Objective:
Retype the whole listing, please, keeping every line exact and dropping the pictures.
★ ★ ★
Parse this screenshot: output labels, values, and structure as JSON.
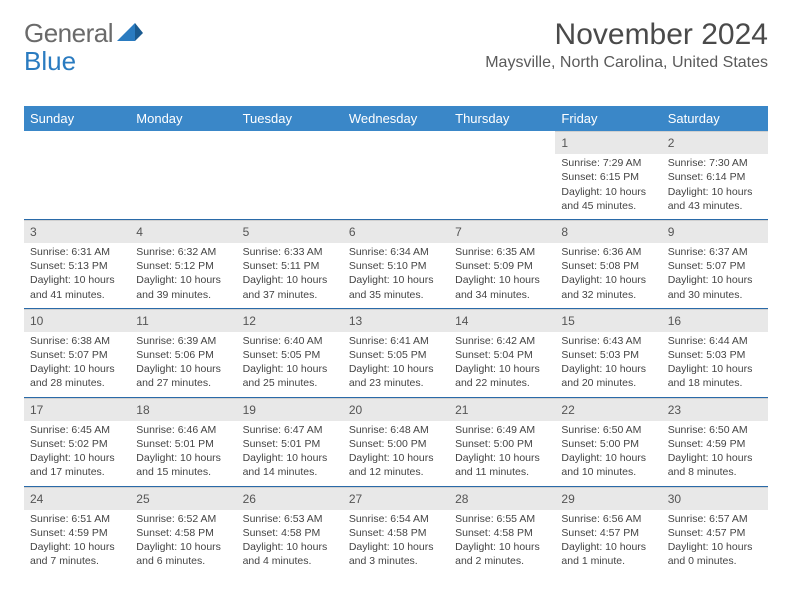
{
  "logo": {
    "text1": "General",
    "text2": "Blue"
  },
  "title": "November 2024",
  "location": "Maysville, North Carolina, United States",
  "colors": {
    "header_bg": "#3a87c8",
    "header_text": "#ffffff",
    "daynum_bg": "#e8e8e8",
    "row_border": "#2a6aa8",
    "text": "#444444",
    "title_color": "#4a4a4a",
    "logo_gray": "#6a6a6a",
    "logo_blue": "#2a7bc0"
  },
  "day_headers": [
    "Sunday",
    "Monday",
    "Tuesday",
    "Wednesday",
    "Thursday",
    "Friday",
    "Saturday"
  ],
  "weeks": [
    [
      {
        "empty": true
      },
      {
        "empty": true
      },
      {
        "empty": true
      },
      {
        "empty": true
      },
      {
        "empty": true
      },
      {
        "n": "1",
        "sunrise": "Sunrise: 7:29 AM",
        "sunset": "Sunset: 6:15 PM",
        "daylight": "Daylight: 10 hours and 45 minutes."
      },
      {
        "n": "2",
        "sunrise": "Sunrise: 7:30 AM",
        "sunset": "Sunset: 6:14 PM",
        "daylight": "Daylight: 10 hours and 43 minutes."
      }
    ],
    [
      {
        "n": "3",
        "sunrise": "Sunrise: 6:31 AM",
        "sunset": "Sunset: 5:13 PM",
        "daylight": "Daylight: 10 hours and 41 minutes."
      },
      {
        "n": "4",
        "sunrise": "Sunrise: 6:32 AM",
        "sunset": "Sunset: 5:12 PM",
        "daylight": "Daylight: 10 hours and 39 minutes."
      },
      {
        "n": "5",
        "sunrise": "Sunrise: 6:33 AM",
        "sunset": "Sunset: 5:11 PM",
        "daylight": "Daylight: 10 hours and 37 minutes."
      },
      {
        "n": "6",
        "sunrise": "Sunrise: 6:34 AM",
        "sunset": "Sunset: 5:10 PM",
        "daylight": "Daylight: 10 hours and 35 minutes."
      },
      {
        "n": "7",
        "sunrise": "Sunrise: 6:35 AM",
        "sunset": "Sunset: 5:09 PM",
        "daylight": "Daylight: 10 hours and 34 minutes."
      },
      {
        "n": "8",
        "sunrise": "Sunrise: 6:36 AM",
        "sunset": "Sunset: 5:08 PM",
        "daylight": "Daylight: 10 hours and 32 minutes."
      },
      {
        "n": "9",
        "sunrise": "Sunrise: 6:37 AM",
        "sunset": "Sunset: 5:07 PM",
        "daylight": "Daylight: 10 hours and 30 minutes."
      }
    ],
    [
      {
        "n": "10",
        "sunrise": "Sunrise: 6:38 AM",
        "sunset": "Sunset: 5:07 PM",
        "daylight": "Daylight: 10 hours and 28 minutes."
      },
      {
        "n": "11",
        "sunrise": "Sunrise: 6:39 AM",
        "sunset": "Sunset: 5:06 PM",
        "daylight": "Daylight: 10 hours and 27 minutes."
      },
      {
        "n": "12",
        "sunrise": "Sunrise: 6:40 AM",
        "sunset": "Sunset: 5:05 PM",
        "daylight": "Daylight: 10 hours and 25 minutes."
      },
      {
        "n": "13",
        "sunrise": "Sunrise: 6:41 AM",
        "sunset": "Sunset: 5:05 PM",
        "daylight": "Daylight: 10 hours and 23 minutes."
      },
      {
        "n": "14",
        "sunrise": "Sunrise: 6:42 AM",
        "sunset": "Sunset: 5:04 PM",
        "daylight": "Daylight: 10 hours and 22 minutes."
      },
      {
        "n": "15",
        "sunrise": "Sunrise: 6:43 AM",
        "sunset": "Sunset: 5:03 PM",
        "daylight": "Daylight: 10 hours and 20 minutes."
      },
      {
        "n": "16",
        "sunrise": "Sunrise: 6:44 AM",
        "sunset": "Sunset: 5:03 PM",
        "daylight": "Daylight: 10 hours and 18 minutes."
      }
    ],
    [
      {
        "n": "17",
        "sunrise": "Sunrise: 6:45 AM",
        "sunset": "Sunset: 5:02 PM",
        "daylight": "Daylight: 10 hours and 17 minutes."
      },
      {
        "n": "18",
        "sunrise": "Sunrise: 6:46 AM",
        "sunset": "Sunset: 5:01 PM",
        "daylight": "Daylight: 10 hours and 15 minutes."
      },
      {
        "n": "19",
        "sunrise": "Sunrise: 6:47 AM",
        "sunset": "Sunset: 5:01 PM",
        "daylight": "Daylight: 10 hours and 14 minutes."
      },
      {
        "n": "20",
        "sunrise": "Sunrise: 6:48 AM",
        "sunset": "Sunset: 5:00 PM",
        "daylight": "Daylight: 10 hours and 12 minutes."
      },
      {
        "n": "21",
        "sunrise": "Sunrise: 6:49 AM",
        "sunset": "Sunset: 5:00 PM",
        "daylight": "Daylight: 10 hours and 11 minutes."
      },
      {
        "n": "22",
        "sunrise": "Sunrise: 6:50 AM",
        "sunset": "Sunset: 5:00 PM",
        "daylight": "Daylight: 10 hours and 10 minutes."
      },
      {
        "n": "23",
        "sunrise": "Sunrise: 6:50 AM",
        "sunset": "Sunset: 4:59 PM",
        "daylight": "Daylight: 10 hours and 8 minutes."
      }
    ],
    [
      {
        "n": "24",
        "sunrise": "Sunrise: 6:51 AM",
        "sunset": "Sunset: 4:59 PM",
        "daylight": "Daylight: 10 hours and 7 minutes."
      },
      {
        "n": "25",
        "sunrise": "Sunrise: 6:52 AM",
        "sunset": "Sunset: 4:58 PM",
        "daylight": "Daylight: 10 hours and 6 minutes."
      },
      {
        "n": "26",
        "sunrise": "Sunrise: 6:53 AM",
        "sunset": "Sunset: 4:58 PM",
        "daylight": "Daylight: 10 hours and 4 minutes."
      },
      {
        "n": "27",
        "sunrise": "Sunrise: 6:54 AM",
        "sunset": "Sunset: 4:58 PM",
        "daylight": "Daylight: 10 hours and 3 minutes."
      },
      {
        "n": "28",
        "sunrise": "Sunrise: 6:55 AM",
        "sunset": "Sunset: 4:58 PM",
        "daylight": "Daylight: 10 hours and 2 minutes."
      },
      {
        "n": "29",
        "sunrise": "Sunrise: 6:56 AM",
        "sunset": "Sunset: 4:57 PM",
        "daylight": "Daylight: 10 hours and 1 minute."
      },
      {
        "n": "30",
        "sunrise": "Sunrise: 6:57 AM",
        "sunset": "Sunset: 4:57 PM",
        "daylight": "Daylight: 10 hours and 0 minutes."
      }
    ]
  ]
}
★ ★ ★
Exercise response:
Parse this screenshot: output labels, values, and structure as JSON.
{
  "logo": {
    "text1": "General",
    "text2": "Blue"
  },
  "title": "November 2024",
  "location": "Maysville, North Carolina, United States",
  "colors": {
    "header_bg": "#3a87c8",
    "header_text": "#ffffff",
    "daynum_bg": "#e8e8e8",
    "row_border": "#2a6aa8",
    "text": "#444444",
    "title_color": "#4a4a4a",
    "logo_gray": "#6a6a6a",
    "logo_blue": "#2a7bc0"
  },
  "day_headers": [
    "Sunday",
    "Monday",
    "Tuesday",
    "Wednesday",
    "Thursday",
    "Friday",
    "Saturday"
  ],
  "weeks": [
    [
      {
        "empty": true
      },
      {
        "empty": true
      },
      {
        "empty": true
      },
      {
        "empty": true
      },
      {
        "empty": true
      },
      {
        "n": "1",
        "sunrise": "Sunrise: 7:29 AM",
        "sunset": "Sunset: 6:15 PM",
        "daylight": "Daylight: 10 hours and 45 minutes."
      },
      {
        "n": "2",
        "sunrise": "Sunrise: 7:30 AM",
        "sunset": "Sunset: 6:14 PM",
        "daylight": "Daylight: 10 hours and 43 minutes."
      }
    ],
    [
      {
        "n": "3",
        "sunrise": "Sunrise: 6:31 AM",
        "sunset": "Sunset: 5:13 PM",
        "daylight": "Daylight: 10 hours and 41 minutes."
      },
      {
        "n": "4",
        "sunrise": "Sunrise: 6:32 AM",
        "sunset": "Sunset: 5:12 PM",
        "daylight": "Daylight: 10 hours and 39 minutes."
      },
      {
        "n": "5",
        "sunrise": "Sunrise: 6:33 AM",
        "sunset": "Sunset: 5:11 PM",
        "daylight": "Daylight: 10 hours and 37 minutes."
      },
      {
        "n": "6",
        "sunrise": "Sunrise: 6:34 AM",
        "sunset": "Sunset: 5:10 PM",
        "daylight": "Daylight: 10 hours and 35 minutes."
      },
      {
        "n": "7",
        "sunrise": "Sunrise: 6:35 AM",
        "sunset": "Sunset: 5:09 PM",
        "daylight": "Daylight: 10 hours and 34 minutes."
      },
      {
        "n": "8",
        "sunrise": "Sunrise: 6:36 AM",
        "sunset": "Sunset: 5:08 PM",
        "daylight": "Daylight: 10 hours and 32 minutes."
      },
      {
        "n": "9",
        "sunrise": "Sunrise: 6:37 AM",
        "sunset": "Sunset: 5:07 PM",
        "daylight": "Daylight: 10 hours and 30 minutes."
      }
    ],
    [
      {
        "n": "10",
        "sunrise": "Sunrise: 6:38 AM",
        "sunset": "Sunset: 5:07 PM",
        "daylight": "Daylight: 10 hours and 28 minutes."
      },
      {
        "n": "11",
        "sunrise": "Sunrise: 6:39 AM",
        "sunset": "Sunset: 5:06 PM",
        "daylight": "Daylight: 10 hours and 27 minutes."
      },
      {
        "n": "12",
        "sunrise": "Sunrise: 6:40 AM",
        "sunset": "Sunset: 5:05 PM",
        "daylight": "Daylight: 10 hours and 25 minutes."
      },
      {
        "n": "13",
        "sunrise": "Sunrise: 6:41 AM",
        "sunset": "Sunset: 5:05 PM",
        "daylight": "Daylight: 10 hours and 23 minutes."
      },
      {
        "n": "14",
        "sunrise": "Sunrise: 6:42 AM",
        "sunset": "Sunset: 5:04 PM",
        "daylight": "Daylight: 10 hours and 22 minutes."
      },
      {
        "n": "15",
        "sunrise": "Sunrise: 6:43 AM",
        "sunset": "Sunset: 5:03 PM",
        "daylight": "Daylight: 10 hours and 20 minutes."
      },
      {
        "n": "16",
        "sunrise": "Sunrise: 6:44 AM",
        "sunset": "Sunset: 5:03 PM",
        "daylight": "Daylight: 10 hours and 18 minutes."
      }
    ],
    [
      {
        "n": "17",
        "sunrise": "Sunrise: 6:45 AM",
        "sunset": "Sunset: 5:02 PM",
        "daylight": "Daylight: 10 hours and 17 minutes."
      },
      {
        "n": "18",
        "sunrise": "Sunrise: 6:46 AM",
        "sunset": "Sunset: 5:01 PM",
        "daylight": "Daylight: 10 hours and 15 minutes."
      },
      {
        "n": "19",
        "sunrise": "Sunrise: 6:47 AM",
        "sunset": "Sunset: 5:01 PM",
        "daylight": "Daylight: 10 hours and 14 minutes."
      },
      {
        "n": "20",
        "sunrise": "Sunrise: 6:48 AM",
        "sunset": "Sunset: 5:00 PM",
        "daylight": "Daylight: 10 hours and 12 minutes."
      },
      {
        "n": "21",
        "sunrise": "Sunrise: 6:49 AM",
        "sunset": "Sunset: 5:00 PM",
        "daylight": "Daylight: 10 hours and 11 minutes."
      },
      {
        "n": "22",
        "sunrise": "Sunrise: 6:50 AM",
        "sunset": "Sunset: 5:00 PM",
        "daylight": "Daylight: 10 hours and 10 minutes."
      },
      {
        "n": "23",
        "sunrise": "Sunrise: 6:50 AM",
        "sunset": "Sunset: 4:59 PM",
        "daylight": "Daylight: 10 hours and 8 minutes."
      }
    ],
    [
      {
        "n": "24",
        "sunrise": "Sunrise: 6:51 AM",
        "sunset": "Sunset: 4:59 PM",
        "daylight": "Daylight: 10 hours and 7 minutes."
      },
      {
        "n": "25",
        "sunrise": "Sunrise: 6:52 AM",
        "sunset": "Sunset: 4:58 PM",
        "daylight": "Daylight: 10 hours and 6 minutes."
      },
      {
        "n": "26",
        "sunrise": "Sunrise: 6:53 AM",
        "sunset": "Sunset: 4:58 PM",
        "daylight": "Daylight: 10 hours and 4 minutes."
      },
      {
        "n": "27",
        "sunrise": "Sunrise: 6:54 AM",
        "sunset": "Sunset: 4:58 PM",
        "daylight": "Daylight: 10 hours and 3 minutes."
      },
      {
        "n": "28",
        "sunrise": "Sunrise: 6:55 AM",
        "sunset": "Sunset: 4:58 PM",
        "daylight": "Daylight: 10 hours and 2 minutes."
      },
      {
        "n": "29",
        "sunrise": "Sunrise: 6:56 AM",
        "sunset": "Sunset: 4:57 PM",
        "daylight": "Daylight: 10 hours and 1 minute."
      },
      {
        "n": "30",
        "sunrise": "Sunrise: 6:57 AM",
        "sunset": "Sunset: 4:57 PM",
        "daylight": "Daylight: 10 hours and 0 minutes."
      }
    ]
  ]
}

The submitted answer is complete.